## WHAT TO PRODUCE
Copy each line that contains the word "values".

## GIVEN RECORDS
★ ★ ★

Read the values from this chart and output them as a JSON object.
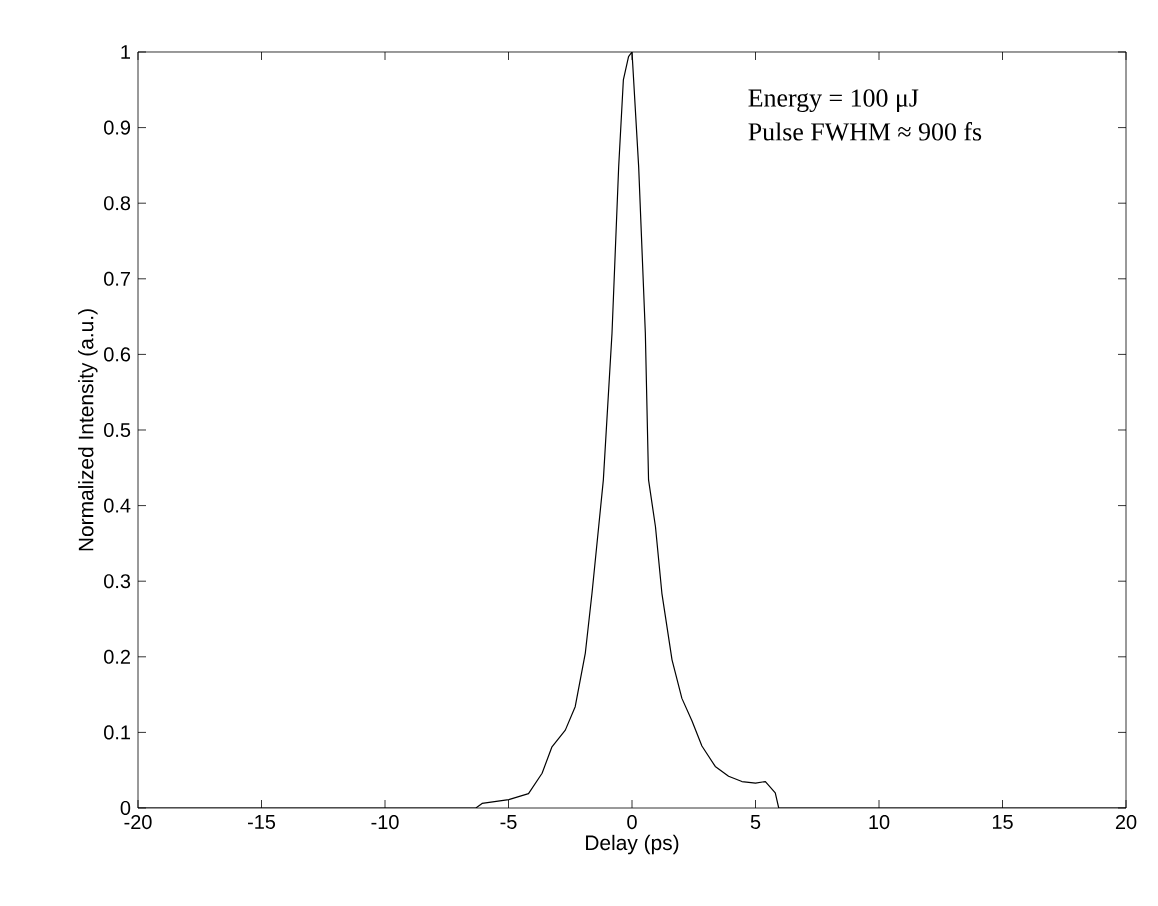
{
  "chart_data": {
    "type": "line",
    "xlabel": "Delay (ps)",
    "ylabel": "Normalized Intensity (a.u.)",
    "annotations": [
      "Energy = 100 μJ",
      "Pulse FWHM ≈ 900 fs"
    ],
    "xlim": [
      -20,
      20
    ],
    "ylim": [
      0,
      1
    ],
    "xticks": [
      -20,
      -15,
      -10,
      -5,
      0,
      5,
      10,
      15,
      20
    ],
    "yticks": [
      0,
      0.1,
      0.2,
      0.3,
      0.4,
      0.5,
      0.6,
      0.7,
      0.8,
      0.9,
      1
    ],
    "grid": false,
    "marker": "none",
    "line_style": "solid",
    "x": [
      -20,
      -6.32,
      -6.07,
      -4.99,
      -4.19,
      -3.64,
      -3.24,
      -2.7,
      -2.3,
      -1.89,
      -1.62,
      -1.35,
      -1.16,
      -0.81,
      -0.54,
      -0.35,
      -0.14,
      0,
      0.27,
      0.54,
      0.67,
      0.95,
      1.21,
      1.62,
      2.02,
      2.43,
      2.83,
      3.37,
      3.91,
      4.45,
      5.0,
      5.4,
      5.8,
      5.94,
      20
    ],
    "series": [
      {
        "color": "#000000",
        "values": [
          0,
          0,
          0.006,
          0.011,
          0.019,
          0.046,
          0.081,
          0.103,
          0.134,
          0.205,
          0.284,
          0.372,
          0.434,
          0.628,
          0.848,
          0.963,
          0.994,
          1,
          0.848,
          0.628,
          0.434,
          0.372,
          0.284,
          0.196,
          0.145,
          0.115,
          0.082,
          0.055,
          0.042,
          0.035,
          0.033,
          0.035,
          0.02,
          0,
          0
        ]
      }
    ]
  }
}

★ ★ ★

## SOLUTION
Read the values from this chart and output them as a JSON object.
        "values": [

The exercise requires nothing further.